The exercise → Word for word, print each line of the listing below; pictures stay out.

Data records →
----------

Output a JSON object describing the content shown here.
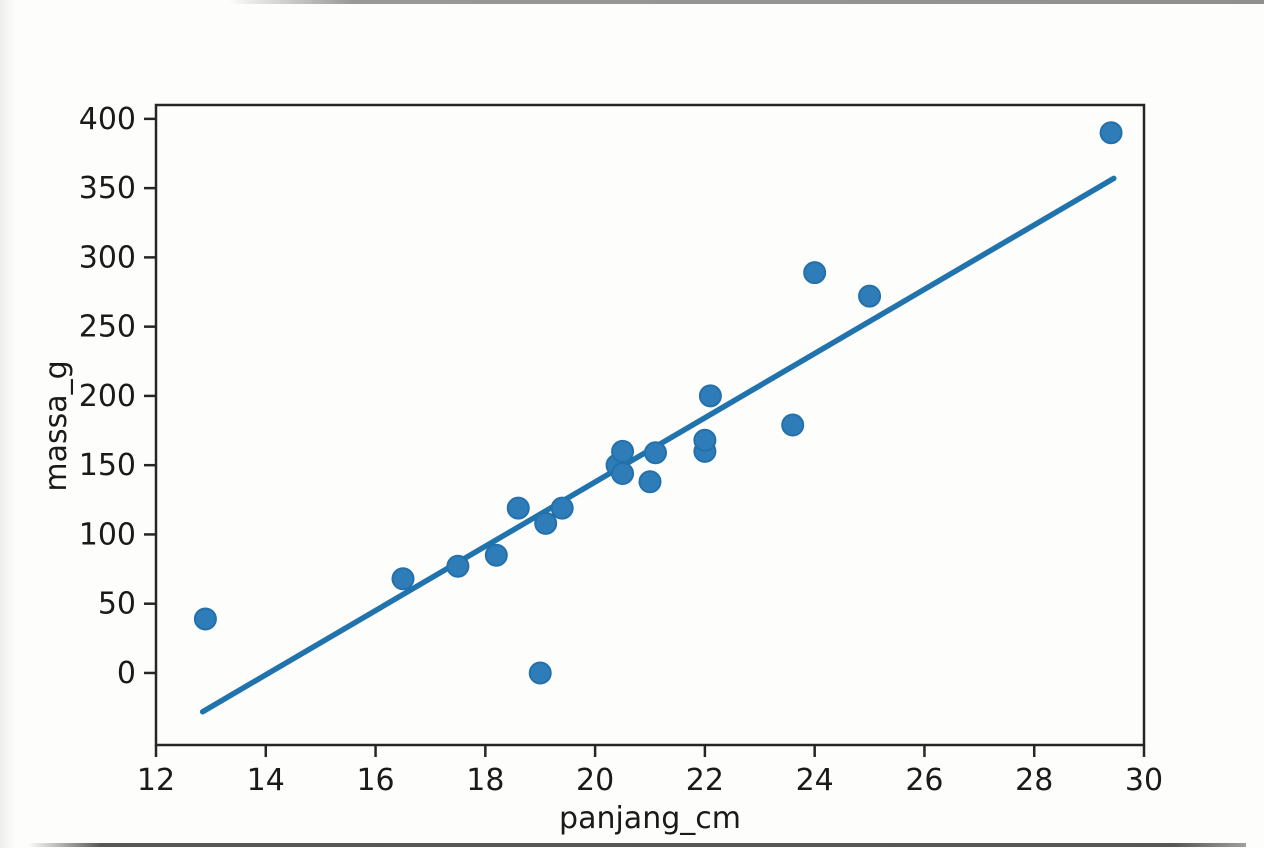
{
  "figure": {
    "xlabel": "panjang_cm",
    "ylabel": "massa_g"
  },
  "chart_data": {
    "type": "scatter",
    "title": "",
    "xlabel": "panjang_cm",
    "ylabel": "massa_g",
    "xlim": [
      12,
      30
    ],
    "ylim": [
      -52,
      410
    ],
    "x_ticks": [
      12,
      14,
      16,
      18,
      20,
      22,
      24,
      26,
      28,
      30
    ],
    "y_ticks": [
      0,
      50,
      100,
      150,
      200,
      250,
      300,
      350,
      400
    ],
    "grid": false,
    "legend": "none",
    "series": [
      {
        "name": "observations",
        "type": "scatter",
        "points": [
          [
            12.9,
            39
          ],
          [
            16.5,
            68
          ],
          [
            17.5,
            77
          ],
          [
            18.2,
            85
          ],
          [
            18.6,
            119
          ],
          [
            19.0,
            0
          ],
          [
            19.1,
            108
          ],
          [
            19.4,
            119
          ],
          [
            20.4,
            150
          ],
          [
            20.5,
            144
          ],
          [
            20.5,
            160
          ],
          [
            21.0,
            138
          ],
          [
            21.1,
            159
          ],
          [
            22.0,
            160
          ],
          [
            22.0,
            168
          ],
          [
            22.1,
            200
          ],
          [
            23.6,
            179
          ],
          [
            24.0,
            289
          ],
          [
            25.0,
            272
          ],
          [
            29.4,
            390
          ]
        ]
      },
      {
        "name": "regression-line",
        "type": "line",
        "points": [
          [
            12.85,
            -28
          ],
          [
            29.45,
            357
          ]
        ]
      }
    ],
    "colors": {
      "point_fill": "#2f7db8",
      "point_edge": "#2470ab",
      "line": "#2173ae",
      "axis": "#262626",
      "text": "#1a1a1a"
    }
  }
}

----------

Response to the exercise →
Output a JSON object describing the content shown here.
{
  "figure": {
    "xlabel": "panjang_cm",
    "ylabel": "massa_g"
  },
  "chart_data": {
    "type": "scatter",
    "title": "",
    "xlabel": "panjang_cm",
    "ylabel": "massa_g",
    "xlim": [
      12,
      30
    ],
    "ylim": [
      -52,
      410
    ],
    "x_ticks": [
      12,
      14,
      16,
      18,
      20,
      22,
      24,
      26,
      28,
      30
    ],
    "y_ticks": [
      0,
      50,
      100,
      150,
      200,
      250,
      300,
      350,
      400
    ],
    "grid": false,
    "legend": "none",
    "series": [
      {
        "name": "observations",
        "type": "scatter",
        "points": [
          [
            12.9,
            39
          ],
          [
            16.5,
            68
          ],
          [
            17.5,
            77
          ],
          [
            18.2,
            85
          ],
          [
            18.6,
            119
          ],
          [
            19.0,
            0
          ],
          [
            19.1,
            108
          ],
          [
            19.4,
            119
          ],
          [
            20.4,
            150
          ],
          [
            20.5,
            144
          ],
          [
            20.5,
            160
          ],
          [
            21.0,
            138
          ],
          [
            21.1,
            159
          ],
          [
            22.0,
            160
          ],
          [
            22.0,
            168
          ],
          [
            22.1,
            200
          ],
          [
            23.6,
            179
          ],
          [
            24.0,
            289
          ],
          [
            25.0,
            272
          ],
          [
            29.4,
            390
          ]
        ]
      },
      {
        "name": "regression-line",
        "type": "line",
        "points": [
          [
            12.85,
            -28
          ],
          [
            29.45,
            357
          ]
        ]
      }
    ],
    "colors": {
      "point_fill": "#2f7db8",
      "point_edge": "#2470ab",
      "line": "#2173ae",
      "axis": "#262626",
      "text": "#1a1a1a"
    }
  }
}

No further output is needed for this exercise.